begin EXTRACTED RECORDS

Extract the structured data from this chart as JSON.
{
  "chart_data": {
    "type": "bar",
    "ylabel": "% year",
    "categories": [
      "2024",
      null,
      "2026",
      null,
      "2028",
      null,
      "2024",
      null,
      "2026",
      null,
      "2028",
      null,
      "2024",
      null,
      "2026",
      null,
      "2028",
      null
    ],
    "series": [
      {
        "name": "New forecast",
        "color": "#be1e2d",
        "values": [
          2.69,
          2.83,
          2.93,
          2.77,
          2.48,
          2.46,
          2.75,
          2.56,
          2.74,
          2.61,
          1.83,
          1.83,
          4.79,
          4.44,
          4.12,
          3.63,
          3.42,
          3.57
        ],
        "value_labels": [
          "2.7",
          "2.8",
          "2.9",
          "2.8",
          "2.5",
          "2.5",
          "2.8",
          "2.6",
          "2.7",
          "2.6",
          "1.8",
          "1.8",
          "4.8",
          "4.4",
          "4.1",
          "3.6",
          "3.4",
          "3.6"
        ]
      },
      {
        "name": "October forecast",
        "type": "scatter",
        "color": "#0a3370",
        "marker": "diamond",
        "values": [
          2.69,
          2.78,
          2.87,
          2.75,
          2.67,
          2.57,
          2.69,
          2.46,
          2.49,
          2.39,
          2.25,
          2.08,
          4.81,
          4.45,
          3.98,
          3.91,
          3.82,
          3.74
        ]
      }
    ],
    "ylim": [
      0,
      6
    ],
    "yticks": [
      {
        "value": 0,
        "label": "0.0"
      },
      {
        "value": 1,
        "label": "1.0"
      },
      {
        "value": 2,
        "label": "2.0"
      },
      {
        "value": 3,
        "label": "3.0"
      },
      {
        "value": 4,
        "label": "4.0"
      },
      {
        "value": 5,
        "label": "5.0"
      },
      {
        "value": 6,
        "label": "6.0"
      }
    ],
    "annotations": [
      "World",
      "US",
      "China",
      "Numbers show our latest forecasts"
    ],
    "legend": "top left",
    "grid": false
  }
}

end EXTRACTED RECORDS
begin EXTRACTED RECORDS

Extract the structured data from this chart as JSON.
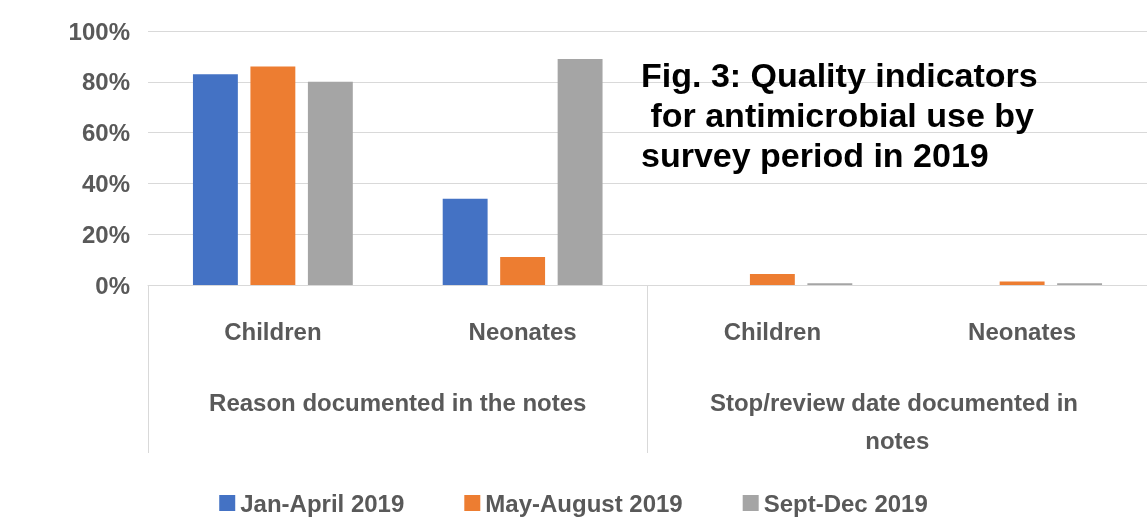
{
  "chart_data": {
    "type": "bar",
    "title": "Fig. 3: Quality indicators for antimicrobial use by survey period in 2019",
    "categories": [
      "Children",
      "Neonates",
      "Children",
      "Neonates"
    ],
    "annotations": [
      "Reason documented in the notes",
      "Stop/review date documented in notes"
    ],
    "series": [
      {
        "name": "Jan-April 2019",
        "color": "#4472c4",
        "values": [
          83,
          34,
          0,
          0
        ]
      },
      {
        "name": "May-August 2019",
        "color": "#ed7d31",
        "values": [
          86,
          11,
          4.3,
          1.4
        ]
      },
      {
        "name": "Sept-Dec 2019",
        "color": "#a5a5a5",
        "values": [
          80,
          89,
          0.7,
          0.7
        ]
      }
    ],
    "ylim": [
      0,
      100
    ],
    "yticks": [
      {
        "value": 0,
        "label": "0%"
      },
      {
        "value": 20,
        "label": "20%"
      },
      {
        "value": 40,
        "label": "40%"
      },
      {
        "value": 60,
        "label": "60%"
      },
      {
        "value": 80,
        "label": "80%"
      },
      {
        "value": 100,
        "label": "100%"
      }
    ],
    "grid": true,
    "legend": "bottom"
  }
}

end EXTRACTED RECORDS
begin EXTRACTED RECORDS

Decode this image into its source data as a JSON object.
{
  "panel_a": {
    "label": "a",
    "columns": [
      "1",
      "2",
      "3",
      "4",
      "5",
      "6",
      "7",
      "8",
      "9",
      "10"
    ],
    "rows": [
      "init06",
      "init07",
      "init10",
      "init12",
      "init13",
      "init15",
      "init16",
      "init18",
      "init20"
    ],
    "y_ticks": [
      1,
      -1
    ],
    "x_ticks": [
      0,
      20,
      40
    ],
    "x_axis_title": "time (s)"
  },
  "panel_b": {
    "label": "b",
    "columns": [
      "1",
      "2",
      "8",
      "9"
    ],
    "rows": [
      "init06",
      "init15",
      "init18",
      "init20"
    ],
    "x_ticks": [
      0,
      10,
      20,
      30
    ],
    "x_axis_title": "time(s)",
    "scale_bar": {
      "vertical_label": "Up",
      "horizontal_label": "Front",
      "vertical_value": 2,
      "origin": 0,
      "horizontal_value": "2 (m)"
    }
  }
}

end EXTRACTED RECORDS

> _WRITTEN INSTRUCTION_
Wherever "name" shows up in a line, copy that line.

> _EXERCISE OUTPUT_
        "name": "New forecast",
        "name": "October forecast",
        "name": "Jan-April 2019",
        "name": "May-August 2019",
        "name": "Sept-Dec 2019",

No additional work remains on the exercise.